Find and copy lines holding "this".

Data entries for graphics
□ □ □
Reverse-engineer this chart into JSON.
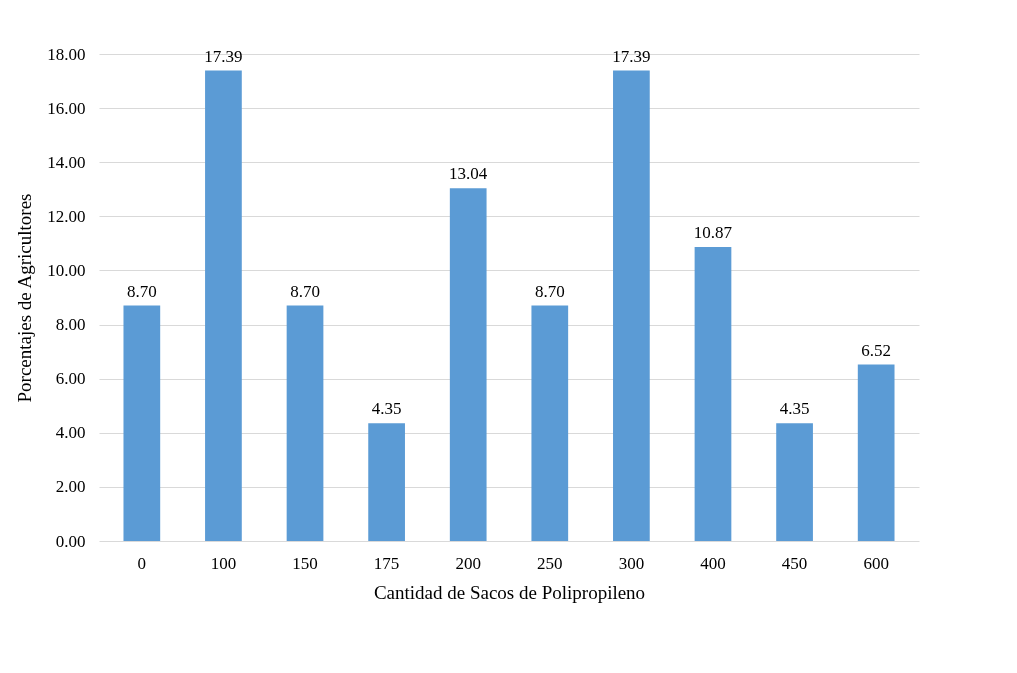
{
  "chart_data": {
    "type": "bar",
    "xlabel": "Cantidad de Sacos de Polipropileno",
    "ylabel": "Porcentajes de Agricultores",
    "categories": [
      "0",
      "100",
      "150",
      "175",
      "200",
      "250",
      "300",
      "400",
      "450",
      "600"
    ],
    "values": [
      8.7,
      17.39,
      8.7,
      4.35,
      13.04,
      8.7,
      17.39,
      10.87,
      4.35,
      6.52
    ],
    "value_labels": [
      "8.70",
      "17.39",
      "8.70",
      "4.35",
      "13.04",
      "8.70",
      "17.39",
      "10.87",
      "4.35",
      "6.52"
    ],
    "color": "#5b9bd5",
    "ylim": [
      0,
      18
    ],
    "yticks": [
      {
        "value": 0,
        "label": "0.00"
      },
      {
        "value": 2,
        "label": "2.00"
      },
      {
        "value": 4,
        "label": "4.00"
      },
      {
        "value": 6,
        "label": "6.00"
      },
      {
        "value": 8,
        "label": "8.00"
      },
      {
        "value": 10,
        "label": "10.00"
      },
      {
        "value": 12,
        "label": "12.00"
      },
      {
        "value": 14,
        "label": "14.00"
      },
      {
        "value": 16,
        "label": "16.00"
      },
      {
        "value": 18,
        "label": "18.00"
      }
    ],
    "grid": "y"
  }
}
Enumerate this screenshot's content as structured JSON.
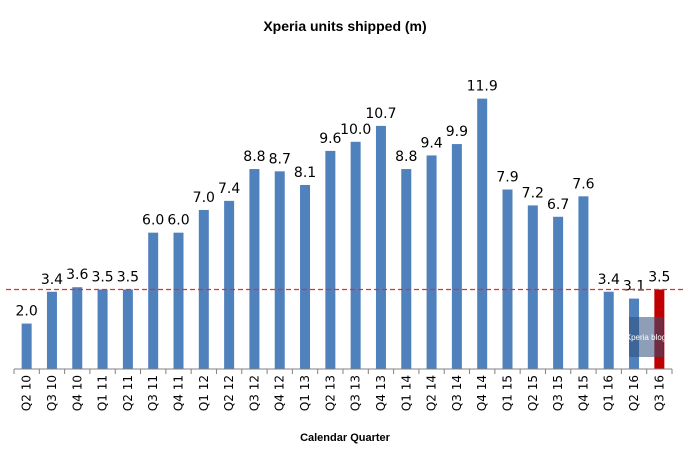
{
  "chart_data": {
    "type": "bar",
    "title": "Xperia units shipped (m)",
    "xlabel": "Calendar Quarter",
    "ylabel": "",
    "categories": [
      "Q2 10",
      "Q3 10",
      "Q4 10",
      "Q1 11",
      "Q2 11",
      "Q3 11",
      "Q4 11",
      "Q1 12",
      "Q2 12",
      "Q3 12",
      "Q4 12",
      "Q1 13",
      "Q2 13",
      "Q3 13",
      "Q4 13",
      "Q1 14",
      "Q2 14",
      "Q3 14",
      "Q4 14",
      "Q1 15",
      "Q2 15",
      "Q3 15",
      "Q4 15",
      "Q1 16",
      "Q2 16",
      "Q3 16"
    ],
    "values": [
      2.0,
      3.4,
      3.6,
      3.5,
      3.5,
      6.0,
      6.0,
      7.0,
      7.4,
      8.8,
      8.7,
      8.1,
      9.6,
      10.0,
      10.7,
      8.8,
      9.4,
      9.9,
      11.9,
      7.9,
      7.2,
      6.7,
      7.6,
      3.4,
      3.1,
      3.5
    ],
    "data_labels": [
      "2.0",
      "3.4",
      "3.6",
      "3.5",
      "3.5",
      "6.0",
      "6.0",
      "7.0",
      "7.4",
      "8.8",
      "8.7",
      "8.1",
      "9.6",
      "10.0",
      "10.7",
      "8.8",
      "9.4",
      "9.9",
      "11.9",
      "7.9",
      "7.2",
      "6.7",
      "7.6",
      "3.4",
      "3.1",
      "3.5"
    ],
    "ylim": [
      0,
      12.5
    ],
    "grid": false,
    "reference_line": 3.5,
    "bar_color": "#4f81bd",
    "highlight_color": "#c00000",
    "reference_line_color": "#e03030",
    "highlight_index": 25,
    "watermark": "Xperia blog"
  }
}
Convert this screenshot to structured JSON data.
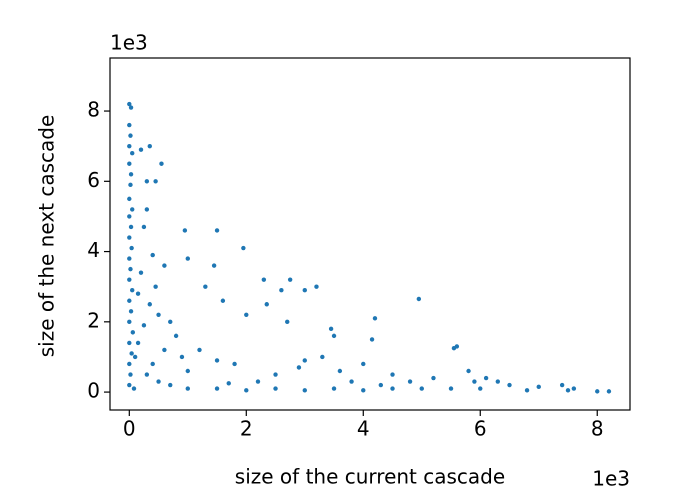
{
  "chart_data": {
    "type": "scatter",
    "x_label": "size of the current cascade",
    "y_label": "size of the next cascade",
    "x_offset_label": "1e3",
    "y_offset_label": "1e3",
    "color": "#1f77b4",
    "xlim": [
      -0.33,
      8.56
    ],
    "ylim": [
      -0.51,
      9.51
    ],
    "xticks": [
      0,
      2,
      4,
      6,
      8
    ],
    "yticks": [
      0,
      2,
      4,
      6,
      8
    ],
    "x": [
      0,
      0.03,
      0,
      0.02,
      0,
      0.05,
      0,
      0.03,
      0.02,
      0,
      0.05,
      0,
      0.03,
      0,
      0.04,
      0,
      0.02,
      0,
      0.05,
      0,
      0.03,
      0,
      0.06,
      0,
      0.04,
      0,
      0.02,
      0,
      0.08,
      0.1,
      0.2,
      0.35,
      0.3,
      0.45,
      0.55,
      0.3,
      0.25,
      0.4,
      0.6,
      0.45,
      0.35,
      0.5,
      0.7,
      0.8,
      0.6,
      0.9,
      0.4,
      0.3,
      1.0,
      0.15,
      0.2,
      0.25,
      0.15,
      0.5,
      0.95,
      1.5,
      1.0,
      1.3,
      1.45,
      1.6,
      1.95,
      2.0,
      2.3,
      2.35,
      2.6,
      2.7,
      2.75,
      3.0,
      3.2,
      3.45,
      3.5,
      3.3,
      3.0,
      4.2,
      4.15,
      4.0,
      4.95,
      5.6,
      5.55,
      5.2,
      1.2,
      1.5,
      1.8,
      2.5,
      2.9,
      3.6,
      4.5,
      4.8,
      5.9,
      6.1,
      6.5,
      7.0,
      7.4,
      7.5,
      7.6,
      8.0,
      8.2,
      6.8,
      6.0,
      5.5,
      5.0,
      4.5,
      4.0,
      3.5,
      3.0,
      2.5,
      2.0,
      1.5,
      1.0,
      0.7,
      5.8,
      6.3,
      3.8,
      4.3,
      2.2,
      1.7
    ],
    "values": [
      8.2,
      8.1,
      7.6,
      7.3,
      7.0,
      6.8,
      6.5,
      6.2,
      5.9,
      5.5,
      5.2,
      5.0,
      4.7,
      4.4,
      4.1,
      3.8,
      3.5,
      3.2,
      2.9,
      2.6,
      2.3,
      2.0,
      1.7,
      1.4,
      1.1,
      0.8,
      0.5,
      0.2,
      0.1,
      1.0,
      6.9,
      7.0,
      6.0,
      6.0,
      6.5,
      5.2,
      4.7,
      3.9,
      3.6,
      3.0,
      2.5,
      2.2,
      2.0,
      1.6,
      1.2,
      1.0,
      0.8,
      0.5,
      0.6,
      2.8,
      3.4,
      1.9,
      1.4,
      0.3,
      4.6,
      4.6,
      3.8,
      3.0,
      3.6,
      2.6,
      4.1,
      2.2,
      3.2,
      2.5,
      2.9,
      2.0,
      3.2,
      2.9,
      3.0,
      1.8,
      1.6,
      1.0,
      0.9,
      2.1,
      1.5,
      0.8,
      2.65,
      1.3,
      1.25,
      0.4,
      1.2,
      0.9,
      0.8,
      0.5,
      0.7,
      0.6,
      0.5,
      0.3,
      0.3,
      0.4,
      0.2,
      0.15,
      0.2,
      0.05,
      0.1,
      0.02,
      0.02,
      0.05,
      0.1,
      0.1,
      0.1,
      0.1,
      0.05,
      0.1,
      0.05,
      0.1,
      0.05,
      0.1,
      0.1,
      0.2,
      0.6,
      0.3,
      0.3,
      0.2,
      0.3,
      0.25
    ]
  }
}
□ □ □
## EXERCISE ANSWER
Reverse-engineer this chart into JSON.
Enumerate this screenshot's content as structured JSON.
Convert this screenshot to structured JSON data.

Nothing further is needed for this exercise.